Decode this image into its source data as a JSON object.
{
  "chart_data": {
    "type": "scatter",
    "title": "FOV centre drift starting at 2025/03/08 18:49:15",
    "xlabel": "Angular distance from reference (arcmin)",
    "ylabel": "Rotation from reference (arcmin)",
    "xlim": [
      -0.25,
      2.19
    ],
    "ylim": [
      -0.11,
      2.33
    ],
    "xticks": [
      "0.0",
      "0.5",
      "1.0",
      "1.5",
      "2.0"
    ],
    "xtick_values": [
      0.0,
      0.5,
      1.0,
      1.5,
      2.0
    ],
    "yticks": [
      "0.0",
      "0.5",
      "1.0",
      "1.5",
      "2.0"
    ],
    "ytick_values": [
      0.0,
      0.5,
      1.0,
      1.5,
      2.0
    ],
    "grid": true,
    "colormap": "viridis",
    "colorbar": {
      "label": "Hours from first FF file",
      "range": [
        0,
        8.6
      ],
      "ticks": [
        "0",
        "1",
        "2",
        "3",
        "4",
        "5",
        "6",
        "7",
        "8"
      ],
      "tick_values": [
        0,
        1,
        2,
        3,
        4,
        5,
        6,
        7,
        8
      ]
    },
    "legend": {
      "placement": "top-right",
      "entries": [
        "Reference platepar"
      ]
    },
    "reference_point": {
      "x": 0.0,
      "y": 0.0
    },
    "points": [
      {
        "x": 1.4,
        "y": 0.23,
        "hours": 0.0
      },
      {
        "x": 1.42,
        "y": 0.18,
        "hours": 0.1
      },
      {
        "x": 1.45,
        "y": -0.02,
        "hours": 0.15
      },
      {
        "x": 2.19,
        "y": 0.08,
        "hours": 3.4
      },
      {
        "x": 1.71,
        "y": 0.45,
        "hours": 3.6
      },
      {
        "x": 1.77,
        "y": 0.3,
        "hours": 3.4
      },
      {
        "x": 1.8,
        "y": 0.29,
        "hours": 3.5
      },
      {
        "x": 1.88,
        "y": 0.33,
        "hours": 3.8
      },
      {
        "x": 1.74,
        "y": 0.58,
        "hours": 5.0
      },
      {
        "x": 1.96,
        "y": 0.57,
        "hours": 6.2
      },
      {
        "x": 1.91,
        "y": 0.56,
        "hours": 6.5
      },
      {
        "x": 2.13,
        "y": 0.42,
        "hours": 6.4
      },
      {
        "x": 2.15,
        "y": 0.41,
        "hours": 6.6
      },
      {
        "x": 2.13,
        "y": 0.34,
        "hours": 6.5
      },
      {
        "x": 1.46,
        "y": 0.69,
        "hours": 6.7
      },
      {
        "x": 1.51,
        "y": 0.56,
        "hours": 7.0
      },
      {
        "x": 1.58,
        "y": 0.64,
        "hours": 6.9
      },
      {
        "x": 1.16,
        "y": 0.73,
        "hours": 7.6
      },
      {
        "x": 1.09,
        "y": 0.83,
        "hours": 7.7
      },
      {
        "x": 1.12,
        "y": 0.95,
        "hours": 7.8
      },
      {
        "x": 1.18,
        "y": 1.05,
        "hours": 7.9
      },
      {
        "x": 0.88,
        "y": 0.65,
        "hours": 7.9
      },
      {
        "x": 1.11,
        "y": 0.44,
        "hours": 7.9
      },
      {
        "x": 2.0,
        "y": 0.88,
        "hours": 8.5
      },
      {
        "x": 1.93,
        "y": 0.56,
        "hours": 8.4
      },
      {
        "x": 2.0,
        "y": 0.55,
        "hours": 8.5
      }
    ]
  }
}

========================================

Requirement:
Select and copy every line of the material that holds the string "from".

Result of the task:
    "xlabel": "Angular distance from reference (arcmin)",
    "ylabel": "Rotation from reference (arcmin)",
      "label": "Hours from first FF file",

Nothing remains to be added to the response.